>>>>

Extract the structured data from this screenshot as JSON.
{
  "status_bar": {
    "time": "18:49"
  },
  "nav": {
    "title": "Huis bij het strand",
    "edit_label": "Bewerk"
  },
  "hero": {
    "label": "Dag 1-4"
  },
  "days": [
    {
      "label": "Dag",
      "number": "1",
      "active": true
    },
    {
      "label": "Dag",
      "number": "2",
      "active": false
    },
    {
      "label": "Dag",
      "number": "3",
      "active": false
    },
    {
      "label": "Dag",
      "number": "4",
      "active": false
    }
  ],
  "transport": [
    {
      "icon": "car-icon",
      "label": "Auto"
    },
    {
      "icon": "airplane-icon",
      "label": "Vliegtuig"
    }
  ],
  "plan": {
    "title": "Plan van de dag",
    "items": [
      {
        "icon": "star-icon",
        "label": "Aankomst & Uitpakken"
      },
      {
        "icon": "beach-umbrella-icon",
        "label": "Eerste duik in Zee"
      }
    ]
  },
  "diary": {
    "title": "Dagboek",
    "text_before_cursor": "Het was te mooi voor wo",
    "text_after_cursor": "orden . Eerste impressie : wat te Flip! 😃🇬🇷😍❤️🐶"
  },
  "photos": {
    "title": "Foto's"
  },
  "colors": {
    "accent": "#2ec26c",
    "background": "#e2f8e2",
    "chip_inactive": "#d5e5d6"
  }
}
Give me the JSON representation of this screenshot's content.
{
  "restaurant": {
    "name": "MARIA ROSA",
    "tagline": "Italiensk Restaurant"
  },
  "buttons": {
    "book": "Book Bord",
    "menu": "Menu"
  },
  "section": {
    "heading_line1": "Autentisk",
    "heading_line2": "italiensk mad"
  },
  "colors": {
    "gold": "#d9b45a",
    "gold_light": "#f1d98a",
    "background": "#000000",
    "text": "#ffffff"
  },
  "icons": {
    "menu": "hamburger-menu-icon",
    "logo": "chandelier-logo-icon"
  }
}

<<<<

PROBLEM TO SOLVE
Your task is to print the whole listing again exactly.

COMPLETE ANSWER
Extract the structured data from this screenshot as JSON.
{
  "status_bar": {
    "time": "18:49"
  },
  "nav": {
    "title": "Huis bij het strand",
    "edit_label": "Bewerk"
  },
  "hero": {
    "label": "Dag 1-4"
  },
  "days": [
    {
      "label": "Dag",
      "number": "1",
      "active": true
    },
    {
      "label": "Dag",
      "number": "2",
      "active": false
    },
    {
      "label": "Dag",
      "number": "3",
      "active": false
    },
    {
      "label": "Dag",
      "number": "4",
      "active": false
    }
  ],
  "transport": [
    {
      "icon": "car-icon",
      "label": "Auto"
    },
    {
      "icon": "airplane-icon",
      "label": "Vliegtuig"
    }
  ],
  "plan": {
    "title": "Plan van de dag",
    "items": [
      {
        "icon": "star-icon",
        "label": "Aankomst & Uitpakken"
      },
      {
        "icon": "beach-umbrella-icon",
        "label": "Eerste duik in Zee"
      }
    ]
  },
  "diary": {
    "title": "Dagboek",
    "text_before_cursor": "Het was te mooi voor wo",
    "text_after_cursor": "orden . Eerste impressie : wat te Flip! 😃🇬🇷😍❤️🐶"
  },
  "photos": {
    "title": "Foto's"
  },
  "colors": {
    "accent": "#2ec26c",
    "background": "#e2f8e2",
    "chip_inactive": "#d5e5d6"
  }
}
Give me the JSON representation of this screenshot's content.
{
  "restaurant": {
    "name": "MARIA ROSA",
    "tagline": "Italiensk Restaurant"
  },
  "buttons": {
    "book": "Book Bord",
    "menu": "Menu"
  },
  "section": {
    "heading_line1": "Autentisk",
    "heading_line2": "italiensk mad"
  },
  "colors": {
    "gold": "#d9b45a",
    "gold_light": "#f1d98a",
    "background": "#000000",
    "text": "#ffffff"
  },
  "icons": {
    "menu": "hamburger-menu-icon",
    "logo": "chandelier-logo-icon"
  }
}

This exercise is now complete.